§ **Exercise**: Convert all of the lines below into a Markdown table with the columns "Row" and "Line", numbering each row and omitting blank lines.

§ **Recorded data**:
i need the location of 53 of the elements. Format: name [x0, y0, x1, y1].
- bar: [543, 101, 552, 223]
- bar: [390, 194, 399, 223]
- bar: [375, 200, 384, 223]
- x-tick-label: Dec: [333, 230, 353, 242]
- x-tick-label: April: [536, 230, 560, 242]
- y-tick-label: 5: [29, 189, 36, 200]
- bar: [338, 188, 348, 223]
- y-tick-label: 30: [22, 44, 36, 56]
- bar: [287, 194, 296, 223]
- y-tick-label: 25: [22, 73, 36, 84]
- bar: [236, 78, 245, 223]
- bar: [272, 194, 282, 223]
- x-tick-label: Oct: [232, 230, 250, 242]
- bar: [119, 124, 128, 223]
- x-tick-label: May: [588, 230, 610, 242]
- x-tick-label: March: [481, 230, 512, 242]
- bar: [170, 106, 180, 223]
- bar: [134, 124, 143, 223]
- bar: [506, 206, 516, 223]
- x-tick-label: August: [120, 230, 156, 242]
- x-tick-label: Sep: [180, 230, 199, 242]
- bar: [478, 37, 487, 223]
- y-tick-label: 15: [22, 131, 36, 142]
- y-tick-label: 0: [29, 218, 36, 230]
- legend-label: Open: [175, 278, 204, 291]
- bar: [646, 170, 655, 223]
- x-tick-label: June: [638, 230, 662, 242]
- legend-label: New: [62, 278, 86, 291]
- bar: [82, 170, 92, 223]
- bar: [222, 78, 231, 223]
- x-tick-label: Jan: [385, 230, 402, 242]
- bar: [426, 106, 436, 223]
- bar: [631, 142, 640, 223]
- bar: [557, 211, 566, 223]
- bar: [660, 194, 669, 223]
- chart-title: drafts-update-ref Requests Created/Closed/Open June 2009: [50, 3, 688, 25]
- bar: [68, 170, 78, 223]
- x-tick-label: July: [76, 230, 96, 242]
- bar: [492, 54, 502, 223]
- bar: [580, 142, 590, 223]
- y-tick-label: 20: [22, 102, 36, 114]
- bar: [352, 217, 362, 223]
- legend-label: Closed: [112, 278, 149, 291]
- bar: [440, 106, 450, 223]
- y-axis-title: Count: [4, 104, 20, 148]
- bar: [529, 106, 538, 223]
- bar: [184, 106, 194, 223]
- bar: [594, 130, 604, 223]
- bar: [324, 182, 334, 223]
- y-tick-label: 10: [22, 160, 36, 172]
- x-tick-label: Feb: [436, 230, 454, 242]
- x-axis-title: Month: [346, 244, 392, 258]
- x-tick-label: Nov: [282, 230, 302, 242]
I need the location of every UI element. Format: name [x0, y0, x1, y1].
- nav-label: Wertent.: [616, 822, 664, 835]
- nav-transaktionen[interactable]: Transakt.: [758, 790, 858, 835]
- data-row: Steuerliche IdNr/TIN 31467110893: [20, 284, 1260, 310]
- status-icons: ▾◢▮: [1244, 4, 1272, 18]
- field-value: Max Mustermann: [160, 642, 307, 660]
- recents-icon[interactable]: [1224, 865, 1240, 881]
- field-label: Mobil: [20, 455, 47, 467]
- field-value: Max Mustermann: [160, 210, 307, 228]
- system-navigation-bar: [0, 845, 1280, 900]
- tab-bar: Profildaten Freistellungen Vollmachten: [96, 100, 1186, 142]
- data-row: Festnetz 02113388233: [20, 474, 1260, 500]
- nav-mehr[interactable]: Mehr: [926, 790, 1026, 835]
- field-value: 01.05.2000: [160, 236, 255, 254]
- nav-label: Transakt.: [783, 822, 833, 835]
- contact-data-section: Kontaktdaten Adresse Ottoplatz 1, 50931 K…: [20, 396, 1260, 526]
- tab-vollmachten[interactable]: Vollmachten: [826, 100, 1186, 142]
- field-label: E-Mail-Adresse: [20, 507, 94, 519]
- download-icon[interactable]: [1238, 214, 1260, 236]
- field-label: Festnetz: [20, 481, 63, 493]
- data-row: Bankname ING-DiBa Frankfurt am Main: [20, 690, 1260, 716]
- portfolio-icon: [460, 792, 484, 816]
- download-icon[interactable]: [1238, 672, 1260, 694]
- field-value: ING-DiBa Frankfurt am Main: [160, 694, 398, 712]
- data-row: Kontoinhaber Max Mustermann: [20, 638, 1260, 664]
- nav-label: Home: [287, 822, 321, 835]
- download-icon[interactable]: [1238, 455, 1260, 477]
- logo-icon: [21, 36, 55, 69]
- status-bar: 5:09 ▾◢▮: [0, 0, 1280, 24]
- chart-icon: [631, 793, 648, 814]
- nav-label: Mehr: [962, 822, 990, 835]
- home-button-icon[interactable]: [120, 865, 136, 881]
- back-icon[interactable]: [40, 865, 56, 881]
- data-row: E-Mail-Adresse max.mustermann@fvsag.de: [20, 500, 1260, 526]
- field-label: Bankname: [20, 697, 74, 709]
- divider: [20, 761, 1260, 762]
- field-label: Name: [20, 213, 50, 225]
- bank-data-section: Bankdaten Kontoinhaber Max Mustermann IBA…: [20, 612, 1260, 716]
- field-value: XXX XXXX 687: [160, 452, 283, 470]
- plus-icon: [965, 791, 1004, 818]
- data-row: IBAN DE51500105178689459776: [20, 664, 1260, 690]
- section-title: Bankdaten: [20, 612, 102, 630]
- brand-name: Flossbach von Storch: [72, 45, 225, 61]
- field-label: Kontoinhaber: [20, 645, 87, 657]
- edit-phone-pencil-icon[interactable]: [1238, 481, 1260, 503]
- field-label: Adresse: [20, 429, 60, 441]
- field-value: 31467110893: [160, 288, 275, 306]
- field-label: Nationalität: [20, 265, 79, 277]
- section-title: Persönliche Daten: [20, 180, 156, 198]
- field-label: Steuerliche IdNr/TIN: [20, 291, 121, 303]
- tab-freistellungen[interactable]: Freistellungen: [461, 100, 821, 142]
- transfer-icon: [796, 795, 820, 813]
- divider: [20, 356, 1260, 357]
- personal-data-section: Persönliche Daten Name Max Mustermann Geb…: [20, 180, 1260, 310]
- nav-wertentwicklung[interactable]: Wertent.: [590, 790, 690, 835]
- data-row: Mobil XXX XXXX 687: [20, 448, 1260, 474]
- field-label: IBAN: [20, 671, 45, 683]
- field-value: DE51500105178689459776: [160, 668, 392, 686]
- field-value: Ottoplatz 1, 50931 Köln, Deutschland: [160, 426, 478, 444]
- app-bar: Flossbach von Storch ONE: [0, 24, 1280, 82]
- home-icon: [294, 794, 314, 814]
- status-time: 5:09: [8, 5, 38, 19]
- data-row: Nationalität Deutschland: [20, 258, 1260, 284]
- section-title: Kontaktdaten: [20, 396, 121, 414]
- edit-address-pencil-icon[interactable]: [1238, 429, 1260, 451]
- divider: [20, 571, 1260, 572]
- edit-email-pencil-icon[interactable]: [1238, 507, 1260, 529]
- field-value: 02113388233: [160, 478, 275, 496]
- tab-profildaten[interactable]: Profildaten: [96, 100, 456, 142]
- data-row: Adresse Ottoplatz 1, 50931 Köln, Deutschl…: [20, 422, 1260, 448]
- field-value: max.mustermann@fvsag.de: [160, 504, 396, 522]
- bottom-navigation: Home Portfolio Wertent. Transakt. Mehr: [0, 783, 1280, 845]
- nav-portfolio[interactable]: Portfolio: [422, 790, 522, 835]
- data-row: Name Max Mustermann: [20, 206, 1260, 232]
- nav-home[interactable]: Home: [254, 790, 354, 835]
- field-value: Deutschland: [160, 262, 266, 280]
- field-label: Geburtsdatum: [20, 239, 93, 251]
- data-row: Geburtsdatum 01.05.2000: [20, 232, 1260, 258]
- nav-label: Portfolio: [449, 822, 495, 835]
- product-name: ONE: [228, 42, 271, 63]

§ **Result**:
| Row | Line |
|---|---|
| 1 | i need the location of 53 of the elements. Format: name [x0, y0, x1, y1]. |
| 2 | - bar: [543, 101, 552, 223] |
| 3 | - bar: [390, 194, 399, 223] |
| 4 | - bar: [375, 200, 384, 223] |
| 5 | - x-tick-label: Dec: [333, 230, 353, 242] |
| 6 | - x-tick-label: April: [536, 230, 560, 242] |
| 7 | - y-tick-label: 5: [29, 189, 36, 200] |
| 8 | - bar: [338, 188, 348, 223] |
| 9 | - y-tick-label: 30: [22, 44, 36, 56] |
| 10 | - bar: [287, 194, 296, 223] |
| 11 | - y-tick-label: 25: [22, 73, 36, 84] |
| 12 | - bar: [236, 78, 245, 223] |
| 13 | - bar: [272, 194, 282, 223] |
| 14 | - x-tick-label: Oct: [232, 230, 250, 242] |
| 15 | - bar: [119, 124, 128, 223] |
| 16 | - x-tick-label: May: [588, 230, 610, 242] |
| 17 | - x-tick-label: March: [481, 230, 512, 242] |
| 18 | - bar: [170, 106, 180, 223] |
| 19 | - bar: [134, 124, 143, 223] |
| 20 | - bar: [506, 206, 516, 223] |
| 21 | - x-tick-label: August: [120, 230, 156, 242] |
| 22 | - x-tick-label: Sep: [180, 230, 199, 242] |
| 23 | - bar: [478, 37, 487, 223] |
| 24 | - y-tick-label: 15: [22, 131, 36, 142] |
| 25 | - y-tick-label: 0: [29, 218, 36, 230] |
| 26 | - legend-label: Open: [175, 278, 204, 291] |
| 27 | - bar: [646, 170, 655, 223] |
| 28 | - x-tick-label: June: [638, 230, 662, 242] |
| 29 | - legend-label: New: [62, 278, 86, 291] |
| 30 | - bar: [82, 170, 92, 223] |
| 31 | - bar: [222, 78, 231, 223] |
| 32 | - x-tick-label: Jan: [385, 230, 402, 242] |
| 33 | - bar: [426, 106, 436, 223] |
| 34 | - bar: [631, 142, 640, 223] |
| 35 | - bar: [557, 211, 566, 223] |
| 36 | - bar: [660, 194, 669, 223] |
| 37 | - chart-title: drafts-update-ref Requests Created/Closed/Open June 2009: [50, 3, 688, 25] |
| 38 | - bar: [68, 170, 78, 223] |
| 39 | - x-tick-label: July: [76, 230, 96, 242] |
| 40 | - bar: [492, 54, 502, 223] |
| 41 | - bar: [580, 142, 590, 223] |
| 42 | - y-tick-label: 20: [22, 102, 36, 114] |
| 43 | - bar: [352, 217, 362, 223] |
| 44 | - legend-label: Closed: [112, 278, 149, 291] |
| 45 | - bar: [440, 106, 450, 223] |
| 46 | - y-axis-title: Count: [4, 104, 20, 148] |
| 47 | - bar: [529, 106, 538, 223] |
| 48 | - bar: [184, 106, 194, 223] |
| 49 | - bar: [594, 130, 604, 223] |
| 50 | - bar: [324, 182, 334, 223] |
| 51 | - y-tick-label: 10: [22, 160, 36, 172] |
| 52 | - x-tick-label: Feb: [436, 230, 454, 242] |
| 53 | - x-axis-title: Month: [346, 244, 392, 258] |
| 54 | - x-tick-label: Nov: [282, 230, 302, 242] |
| 55 | I need the location of every UI element. Format: name [x0, y0, x1, y1]. |
| 56 | - nav-label: Wertent.: [616, 822, 664, 835] |
| 57 | - nav-transaktionen[interactable]: Transakt.: [758, 790, 858, 835] |
| 58 | - data-row: Steuerliche IdNr/TIN 31467110893: [20, 284, 1260, 310] |
| 59 | - status-icons: ▾◢▮: [1244, 4, 1272, 18] |
| 60 | - field-value: Max Mustermann: [160, 642, 307, 660] |
| 61 | - recents-icon[interactable]: [1224, 865, 1240, 881] |
| 62 | - field-label: Mobil: [20, 455, 47, 467] |
| 63 | - field-value: Max Mustermann: [160, 210, 307, 228] |
| 64 | - system-navigation-bar: [0, 845, 1280, 900] |
| 65 | - tab-bar: Profildaten Freistellungen Vollmachten: [96, 100, 1186, 142] |
| 66 | - data-row: Festnetz 02113388233: [20, 474, 1260, 500] |
| 67 | - nav-mehr[interactable]: Mehr: [926, 790, 1026, 835] |
| 68 | - field-value: 01.05.2000: [160, 236, 255, 254] |
| 69 | - nav-label: Transakt.: [783, 822, 833, 835] |
| 70 | - contact-data-section: Kontaktdaten Adresse Ottoplatz 1, 50931 K…: [20, 396, 1260, 526] |
| 71 | - tab-vollmachten[interactable]: Vollmachten: [826, 100, 1186, 142] |
| 72 | - field-label: E-Mail-Adresse: [20, 507, 94, 519] |
| 73 | - download-icon[interactable]: [1238, 214, 1260, 236] |
| 74 | - field-label: Festnetz: [20, 481, 63, 493] |
| 75 | - data-row: Bankname ING-DiBa Frankfurt am Main: [20, 690, 1260, 716] |
| 76 | - portfolio-icon: [460, 792, 484, 816] |
| 77 | - download-icon[interactable]: [1238, 672, 1260, 694] |
| 78 | - field-value: ING-DiBa Frankfurt am Main: [160, 694, 398, 712] |
| 79 | - data-row: Kontoinhaber Max Mustermann: [20, 638, 1260, 664] |
| 80 | - nav-label: Home: [287, 822, 321, 835] |
| 81 | - download-icon[interactable]: [1238, 455, 1260, 477] |
| 82 | - logo-icon: [21, 36, 55, 69] |
| 83 | - status-bar: 5:09 ▾◢▮: [0, 0, 1280, 24] |
| 84 | - chart-icon: [631, 793, 648, 814] |
| 85 | - nav-label: Mehr: [962, 822, 990, 835] |
| 86 | - home-button-icon[interactable]: [120, 865, 136, 881] |
| 87 | - back-icon[interactable]: [40, 865, 56, 881] |
| 88 | - data-row: E-Mail-Adresse max.mustermann@fvsag.de: [20, 500, 1260, 526] |
| 89 | - field-label: Bankname: [20, 697, 74, 709] |
| 90 | - divider: [20, 761, 1260, 762] |
| 91 | - field-label: Name: [20, 213, 50, 225] |
| 92 | - bank-data-section: Bankdaten Kontoinhaber Max Mustermann IBA…: [20, 612, 1260, 716] |
| 93 | - field-value: XXX XXXX 687: [160, 452, 283, 470] |
| 94 | - plus-icon: [965, 791, 1004, 818] |
| 95 | - data-row: IBAN DE51500105178689459776: [20, 664, 1260, 690] |
| 96 | - section-title: Bankdaten: [20, 612, 102, 630] |
| 97 | - brand-name: Flossbach von Storch: [72, 45, 225, 61] |
| 98 | - field-label: Kontoinhaber: [20, 645, 87, 657] |
| 99 | - edit-phone-pencil-icon[interactable]: [1238, 481, 1260, 503] |
| 100 | - field-label: Adresse: [20, 429, 60, 441] |
| 101 | - field-value: 31467110893: [160, 288, 275, 306] |
| 102 | - field-label: Nationalität: [20, 265, 79, 277] |
| 103 | - section-title: Persönliche Daten: [20, 180, 156, 198] |
| 104 | - field-label: Steuerliche IdNr/TIN: [20, 291, 121, 303] |
| 105 | - tab-freistellungen[interactable]: Freistellungen: [461, 100, 821, 142] |
| 106 | - transfer-icon: [796, 795, 820, 813] |
| 107 | - divider: [20, 356, 1260, 357] |
| 108 | - personal-data-section: Persönliche Daten Name Max Mustermann Geb…: [20, 180, 1260, 310] |
| 109 | - nav-wertentwicklung[interactable]: Wertent.: [590, 790, 690, 835] |
| 110 | - data-row: Mobil XXX XXXX 687: [20, 448, 1260, 474] |
| 111 | - field-label: IBAN: [20, 671, 45, 683] |
| 112 | - field-value: DE51500105178689459776: [160, 668, 392, 686] |
| 113 | - field-value: Ottoplatz 1, 50931 Köln, Deutschland: [160, 426, 478, 444] |
| 114 | - app-bar: Flossbach von Storch ONE: [0, 24, 1280, 82] |
| 115 | - home-icon: [294, 794, 314, 814] |
| 116 | - status-time: 5:09: [8, 5, 38, 19] |
| 117 | - data-row: Nationalität Deutschland: [20, 258, 1260, 284] |
| 118 | - section-title: Kontaktdaten: [20, 396, 121, 414] |
| 119 | - edit-address-pencil-icon[interactable]: [1238, 429, 1260, 451] |
| 120 | - divider: [20, 571, 1260, 572] |
| 121 | - edit-email-pencil-icon[interactable]: [1238, 507, 1260, 529] |
| 122 | - field-value: 02113388233: [160, 478, 275, 496] |
| 123 | - tab-profildaten[interactable]: Profildaten: [96, 100, 456, 142] |
| 124 | - data-row: Adresse Ottoplatz 1, 50931 Köln, Deutschl…: [20, 422, 1260, 448] |
| 125 | - field-value: max.mustermann@fvsag.de: [160, 504, 396, 522] |
| 126 | - bottom-navigation: Home Portfolio Wertent. Transakt. Mehr: [0, 783, 1280, 845] |
| 127 | - nav-portfolio[interactable]: Portfolio: [422, 790, 522, 835] |
| 128 | - data-row: Name Max Mustermann: [20, 206, 1260, 232] |
| 129 | - nav-home[interactable]: Home: [254, 790, 354, 835] |
| 130 | - field-value: Deutschland: [160, 262, 266, 280] |
| 131 | - field-label: Geburtsdatum: [20, 239, 93, 251] |
| 132 | - data-row: Geburtsdatum 01.05.2000: [20, 232, 1260, 258] |
| 133 | - nav-label: Portfolio: [449, 822, 495, 835] |
| 134 | - product-name: ONE: [228, 42, 271, 63] |